» Direction: The records that follow must be repeated verbatim, every one of them.

Collection entries:
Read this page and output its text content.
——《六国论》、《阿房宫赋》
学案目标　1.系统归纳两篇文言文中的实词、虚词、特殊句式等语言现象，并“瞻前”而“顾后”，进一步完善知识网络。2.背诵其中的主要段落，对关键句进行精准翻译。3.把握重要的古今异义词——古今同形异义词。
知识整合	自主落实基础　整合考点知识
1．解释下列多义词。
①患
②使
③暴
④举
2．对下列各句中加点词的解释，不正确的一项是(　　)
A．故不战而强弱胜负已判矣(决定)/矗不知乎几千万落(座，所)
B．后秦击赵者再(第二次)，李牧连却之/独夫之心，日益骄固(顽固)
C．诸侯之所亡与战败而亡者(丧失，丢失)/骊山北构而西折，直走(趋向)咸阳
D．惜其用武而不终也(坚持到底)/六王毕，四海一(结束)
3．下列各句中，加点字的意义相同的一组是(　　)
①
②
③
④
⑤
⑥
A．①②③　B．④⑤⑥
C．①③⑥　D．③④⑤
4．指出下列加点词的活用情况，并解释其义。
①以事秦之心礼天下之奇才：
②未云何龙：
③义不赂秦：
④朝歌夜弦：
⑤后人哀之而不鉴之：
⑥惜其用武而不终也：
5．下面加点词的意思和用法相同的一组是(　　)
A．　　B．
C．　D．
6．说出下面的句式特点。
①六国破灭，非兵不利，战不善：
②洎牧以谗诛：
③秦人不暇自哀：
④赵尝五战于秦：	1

» Final result:
Read this page and output its text content.
——《六国论》、《阿房宫赋》
学案目标　1.系统归纳两篇文言文中的实词、虚词、特殊句式等语言现象，并“瞻前”而“顾后”，进一步完善知识网络。2.背诵其中的主要段落，对关键句进行精准翻译。3.把握重要的古今异义词——古今同形异义词。
知识整合	自主落实基础　整合考点知识
1．解释下列多义词。
①患
②使
③暴
④举
2．对下列各句中加点词的解释，不正确的一项是(　　)
A．故不战而强弱胜负已判矣(决定)/矗不知乎几千万落(座，所)
B．后秦击赵者再(第二次)，李牧连却之/独夫之心，日益骄固(顽固)
C．诸侯之所亡与战败而亡者(丧失，丢失)/骊山北构而西折，直走(趋向)咸阳
D．惜其用武而不终也(坚持到底)/六王毕，四海一(结束)
3．下列各句中，加点字的意义相同的一组是(　　)
①
②
③
④
⑤
⑥
A．①②③　B．④⑤⑥
C．①③⑥　D．③④⑤
4．指出下列加点词的活用情况，并解释其义。
①以事秦之心礼天下之奇才：
②未云何龙：
③义不赂秦：
④朝歌夜弦：
⑤后人哀之而不鉴之：
⑥惜其用武而不终也：
5．下面加点词的意思和用法相同的一组是(　　)
A．　　B．
C．　D．
6．说出下面的句式特点。
①六国破灭，非兵不利，战不善：
②洎牧以谗诛：
③秦人不暇自哀：
④赵尝五战于秦：	1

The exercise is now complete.